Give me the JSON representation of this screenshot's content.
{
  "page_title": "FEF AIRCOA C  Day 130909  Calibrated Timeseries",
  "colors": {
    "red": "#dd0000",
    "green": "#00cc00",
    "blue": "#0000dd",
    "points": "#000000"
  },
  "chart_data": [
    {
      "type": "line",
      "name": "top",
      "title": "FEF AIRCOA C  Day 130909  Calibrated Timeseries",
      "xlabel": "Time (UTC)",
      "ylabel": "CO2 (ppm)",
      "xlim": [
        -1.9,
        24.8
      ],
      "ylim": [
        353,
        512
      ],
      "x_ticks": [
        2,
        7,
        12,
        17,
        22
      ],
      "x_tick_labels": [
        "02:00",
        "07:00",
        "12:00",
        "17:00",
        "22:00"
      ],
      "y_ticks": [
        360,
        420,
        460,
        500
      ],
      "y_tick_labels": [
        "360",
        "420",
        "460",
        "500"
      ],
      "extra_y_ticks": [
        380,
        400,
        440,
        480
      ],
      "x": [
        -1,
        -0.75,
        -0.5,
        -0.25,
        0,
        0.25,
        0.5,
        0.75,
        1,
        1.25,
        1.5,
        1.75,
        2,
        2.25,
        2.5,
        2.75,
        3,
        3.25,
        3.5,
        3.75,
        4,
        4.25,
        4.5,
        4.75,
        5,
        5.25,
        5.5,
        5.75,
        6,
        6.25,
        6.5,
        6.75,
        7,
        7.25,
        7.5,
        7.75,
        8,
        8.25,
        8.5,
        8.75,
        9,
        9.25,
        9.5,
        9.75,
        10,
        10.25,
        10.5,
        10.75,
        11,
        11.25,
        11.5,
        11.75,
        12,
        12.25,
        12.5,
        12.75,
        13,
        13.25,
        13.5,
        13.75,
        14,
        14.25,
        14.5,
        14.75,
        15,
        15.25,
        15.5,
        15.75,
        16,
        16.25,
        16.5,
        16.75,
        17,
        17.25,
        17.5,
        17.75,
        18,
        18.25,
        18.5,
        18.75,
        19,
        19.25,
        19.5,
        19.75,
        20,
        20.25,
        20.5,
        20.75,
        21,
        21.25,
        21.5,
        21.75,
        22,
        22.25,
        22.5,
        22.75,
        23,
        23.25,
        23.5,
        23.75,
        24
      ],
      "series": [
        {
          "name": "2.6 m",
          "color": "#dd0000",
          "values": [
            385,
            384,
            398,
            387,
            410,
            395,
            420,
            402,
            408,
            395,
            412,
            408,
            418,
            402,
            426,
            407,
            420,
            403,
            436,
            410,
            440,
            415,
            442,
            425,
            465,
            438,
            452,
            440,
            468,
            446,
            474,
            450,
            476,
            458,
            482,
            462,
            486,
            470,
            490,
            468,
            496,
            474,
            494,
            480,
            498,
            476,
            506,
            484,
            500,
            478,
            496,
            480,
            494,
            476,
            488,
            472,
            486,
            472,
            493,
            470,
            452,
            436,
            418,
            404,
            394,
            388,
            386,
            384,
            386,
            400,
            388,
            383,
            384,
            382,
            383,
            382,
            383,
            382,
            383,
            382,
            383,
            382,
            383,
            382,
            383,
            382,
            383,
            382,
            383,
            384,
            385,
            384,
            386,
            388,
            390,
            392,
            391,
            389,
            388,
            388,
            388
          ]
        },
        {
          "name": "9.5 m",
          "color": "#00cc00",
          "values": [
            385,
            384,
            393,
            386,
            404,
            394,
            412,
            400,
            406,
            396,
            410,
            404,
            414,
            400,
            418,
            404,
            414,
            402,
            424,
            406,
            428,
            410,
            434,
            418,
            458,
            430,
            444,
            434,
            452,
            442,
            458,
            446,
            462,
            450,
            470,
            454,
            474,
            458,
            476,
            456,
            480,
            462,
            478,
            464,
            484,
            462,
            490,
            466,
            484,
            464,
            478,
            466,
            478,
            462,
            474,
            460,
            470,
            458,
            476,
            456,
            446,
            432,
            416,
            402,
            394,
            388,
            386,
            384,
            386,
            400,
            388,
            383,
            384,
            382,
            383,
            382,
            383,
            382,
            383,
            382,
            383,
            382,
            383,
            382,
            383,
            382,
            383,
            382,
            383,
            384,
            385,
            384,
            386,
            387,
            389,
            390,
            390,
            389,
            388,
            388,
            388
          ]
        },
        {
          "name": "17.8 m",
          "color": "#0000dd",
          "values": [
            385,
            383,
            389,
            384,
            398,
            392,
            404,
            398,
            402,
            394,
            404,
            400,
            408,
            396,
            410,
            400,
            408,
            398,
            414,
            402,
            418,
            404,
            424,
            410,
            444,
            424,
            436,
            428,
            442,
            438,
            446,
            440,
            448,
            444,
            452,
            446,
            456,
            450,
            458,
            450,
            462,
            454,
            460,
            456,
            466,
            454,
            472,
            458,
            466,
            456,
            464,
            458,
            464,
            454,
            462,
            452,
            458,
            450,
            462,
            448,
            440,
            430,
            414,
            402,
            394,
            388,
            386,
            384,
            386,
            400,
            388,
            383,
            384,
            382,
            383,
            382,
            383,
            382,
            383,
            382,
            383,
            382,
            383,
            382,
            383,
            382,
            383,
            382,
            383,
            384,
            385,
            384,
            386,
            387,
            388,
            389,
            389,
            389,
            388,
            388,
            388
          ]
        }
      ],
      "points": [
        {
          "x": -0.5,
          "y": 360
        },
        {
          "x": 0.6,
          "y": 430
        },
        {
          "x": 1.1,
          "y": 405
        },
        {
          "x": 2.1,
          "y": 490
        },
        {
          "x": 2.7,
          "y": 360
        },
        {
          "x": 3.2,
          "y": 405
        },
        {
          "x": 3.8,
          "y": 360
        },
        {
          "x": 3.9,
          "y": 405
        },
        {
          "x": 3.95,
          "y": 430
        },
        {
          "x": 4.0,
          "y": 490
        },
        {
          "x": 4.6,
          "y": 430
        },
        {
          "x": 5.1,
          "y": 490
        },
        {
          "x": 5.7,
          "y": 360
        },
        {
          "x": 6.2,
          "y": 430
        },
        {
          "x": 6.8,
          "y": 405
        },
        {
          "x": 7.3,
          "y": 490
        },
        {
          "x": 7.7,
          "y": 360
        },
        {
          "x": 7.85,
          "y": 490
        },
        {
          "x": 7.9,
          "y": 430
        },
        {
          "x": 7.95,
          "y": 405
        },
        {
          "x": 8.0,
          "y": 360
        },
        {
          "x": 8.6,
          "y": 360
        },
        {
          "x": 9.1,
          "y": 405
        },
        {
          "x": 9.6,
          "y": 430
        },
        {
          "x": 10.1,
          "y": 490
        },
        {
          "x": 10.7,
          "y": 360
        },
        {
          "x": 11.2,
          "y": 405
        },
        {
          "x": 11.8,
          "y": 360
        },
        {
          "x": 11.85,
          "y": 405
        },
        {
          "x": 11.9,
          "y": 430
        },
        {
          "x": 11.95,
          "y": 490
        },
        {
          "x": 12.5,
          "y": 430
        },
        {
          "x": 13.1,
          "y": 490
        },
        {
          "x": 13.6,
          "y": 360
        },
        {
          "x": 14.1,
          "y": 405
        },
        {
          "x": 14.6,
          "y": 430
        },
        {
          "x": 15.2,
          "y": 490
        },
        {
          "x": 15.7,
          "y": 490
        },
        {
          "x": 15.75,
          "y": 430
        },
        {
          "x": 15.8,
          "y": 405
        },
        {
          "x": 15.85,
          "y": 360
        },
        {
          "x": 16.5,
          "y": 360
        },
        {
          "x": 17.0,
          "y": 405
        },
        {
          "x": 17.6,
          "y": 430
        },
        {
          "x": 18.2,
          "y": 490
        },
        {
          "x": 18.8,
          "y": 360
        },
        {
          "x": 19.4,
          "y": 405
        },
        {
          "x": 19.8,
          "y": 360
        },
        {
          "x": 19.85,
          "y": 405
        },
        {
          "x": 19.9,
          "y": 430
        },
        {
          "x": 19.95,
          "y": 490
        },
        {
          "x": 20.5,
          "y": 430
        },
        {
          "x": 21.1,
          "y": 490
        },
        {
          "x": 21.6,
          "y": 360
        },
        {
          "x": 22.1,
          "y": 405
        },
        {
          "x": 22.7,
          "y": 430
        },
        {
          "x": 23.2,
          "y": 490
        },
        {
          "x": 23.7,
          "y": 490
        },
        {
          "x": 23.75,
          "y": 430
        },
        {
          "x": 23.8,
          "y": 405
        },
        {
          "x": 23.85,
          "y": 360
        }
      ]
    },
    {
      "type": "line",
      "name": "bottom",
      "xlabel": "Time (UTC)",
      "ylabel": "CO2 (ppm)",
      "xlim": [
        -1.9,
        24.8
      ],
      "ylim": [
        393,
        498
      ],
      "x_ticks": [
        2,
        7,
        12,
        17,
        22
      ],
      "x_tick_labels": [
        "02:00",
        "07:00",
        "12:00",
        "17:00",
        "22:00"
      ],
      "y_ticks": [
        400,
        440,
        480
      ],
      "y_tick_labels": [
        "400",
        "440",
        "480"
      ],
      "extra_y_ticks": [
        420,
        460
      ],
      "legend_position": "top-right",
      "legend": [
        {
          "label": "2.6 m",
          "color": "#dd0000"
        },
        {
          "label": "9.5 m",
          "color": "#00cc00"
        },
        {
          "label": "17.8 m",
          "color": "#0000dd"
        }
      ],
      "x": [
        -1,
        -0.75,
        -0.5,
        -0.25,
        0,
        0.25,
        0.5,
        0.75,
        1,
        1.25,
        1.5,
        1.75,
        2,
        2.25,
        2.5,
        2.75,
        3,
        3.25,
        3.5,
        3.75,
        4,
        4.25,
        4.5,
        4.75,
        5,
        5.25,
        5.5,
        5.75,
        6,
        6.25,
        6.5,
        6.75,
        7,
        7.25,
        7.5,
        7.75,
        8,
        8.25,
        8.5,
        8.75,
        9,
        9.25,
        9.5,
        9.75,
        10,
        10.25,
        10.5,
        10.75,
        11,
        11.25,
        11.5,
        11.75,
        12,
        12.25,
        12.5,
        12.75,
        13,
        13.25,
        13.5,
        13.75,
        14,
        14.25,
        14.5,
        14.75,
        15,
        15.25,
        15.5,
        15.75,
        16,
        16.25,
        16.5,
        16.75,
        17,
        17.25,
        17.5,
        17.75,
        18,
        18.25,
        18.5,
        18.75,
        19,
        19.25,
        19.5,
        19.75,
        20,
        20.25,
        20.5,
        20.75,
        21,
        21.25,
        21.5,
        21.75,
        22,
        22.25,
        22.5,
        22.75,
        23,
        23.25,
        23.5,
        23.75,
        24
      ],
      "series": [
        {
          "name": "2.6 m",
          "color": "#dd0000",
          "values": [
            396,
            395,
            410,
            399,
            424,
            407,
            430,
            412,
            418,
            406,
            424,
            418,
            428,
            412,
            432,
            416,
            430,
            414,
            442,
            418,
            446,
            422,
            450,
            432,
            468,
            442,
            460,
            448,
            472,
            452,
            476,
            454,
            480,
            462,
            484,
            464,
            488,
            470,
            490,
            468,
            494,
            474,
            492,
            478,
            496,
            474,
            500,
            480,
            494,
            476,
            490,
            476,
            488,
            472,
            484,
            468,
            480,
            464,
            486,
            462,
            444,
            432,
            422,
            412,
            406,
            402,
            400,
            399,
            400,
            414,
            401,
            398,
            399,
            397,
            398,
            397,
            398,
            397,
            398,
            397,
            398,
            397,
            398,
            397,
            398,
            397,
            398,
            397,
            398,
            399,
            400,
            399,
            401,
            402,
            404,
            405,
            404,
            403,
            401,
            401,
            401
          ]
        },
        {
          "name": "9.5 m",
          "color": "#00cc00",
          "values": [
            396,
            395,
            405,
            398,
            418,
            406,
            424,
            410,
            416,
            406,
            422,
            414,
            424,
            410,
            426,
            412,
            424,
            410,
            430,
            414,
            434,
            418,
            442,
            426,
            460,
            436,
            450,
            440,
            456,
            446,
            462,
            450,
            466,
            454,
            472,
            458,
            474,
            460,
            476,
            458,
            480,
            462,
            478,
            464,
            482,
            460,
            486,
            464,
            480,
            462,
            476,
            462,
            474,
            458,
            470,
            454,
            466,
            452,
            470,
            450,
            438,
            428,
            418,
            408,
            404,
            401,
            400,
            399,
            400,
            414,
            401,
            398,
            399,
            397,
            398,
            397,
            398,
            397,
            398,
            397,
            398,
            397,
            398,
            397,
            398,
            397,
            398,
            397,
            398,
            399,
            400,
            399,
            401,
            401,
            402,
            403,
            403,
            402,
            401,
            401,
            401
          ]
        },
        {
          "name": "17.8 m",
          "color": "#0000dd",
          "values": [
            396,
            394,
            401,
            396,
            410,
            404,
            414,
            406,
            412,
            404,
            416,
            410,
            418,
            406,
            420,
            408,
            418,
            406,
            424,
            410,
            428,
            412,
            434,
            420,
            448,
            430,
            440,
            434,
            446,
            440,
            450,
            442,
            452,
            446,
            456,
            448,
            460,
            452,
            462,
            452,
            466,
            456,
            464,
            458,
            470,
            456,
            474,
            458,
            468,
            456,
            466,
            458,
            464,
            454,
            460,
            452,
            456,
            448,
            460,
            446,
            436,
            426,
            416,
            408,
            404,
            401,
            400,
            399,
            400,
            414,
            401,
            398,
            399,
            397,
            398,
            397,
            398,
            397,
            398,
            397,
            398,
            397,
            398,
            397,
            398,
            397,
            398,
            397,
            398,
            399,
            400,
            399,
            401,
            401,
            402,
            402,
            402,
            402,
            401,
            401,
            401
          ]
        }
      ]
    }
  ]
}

◆ ◆ ◆ ◆

- The task -
Only lines that contain the word "AIRCOA" are wanted; copy each of them.

- Written response -
  "page_title": "FEF AIRCOA C  Day 130909  Calibrated Timeseries",
      "title": "FEF AIRCOA C  Day 130909  Calibrated Timeseries",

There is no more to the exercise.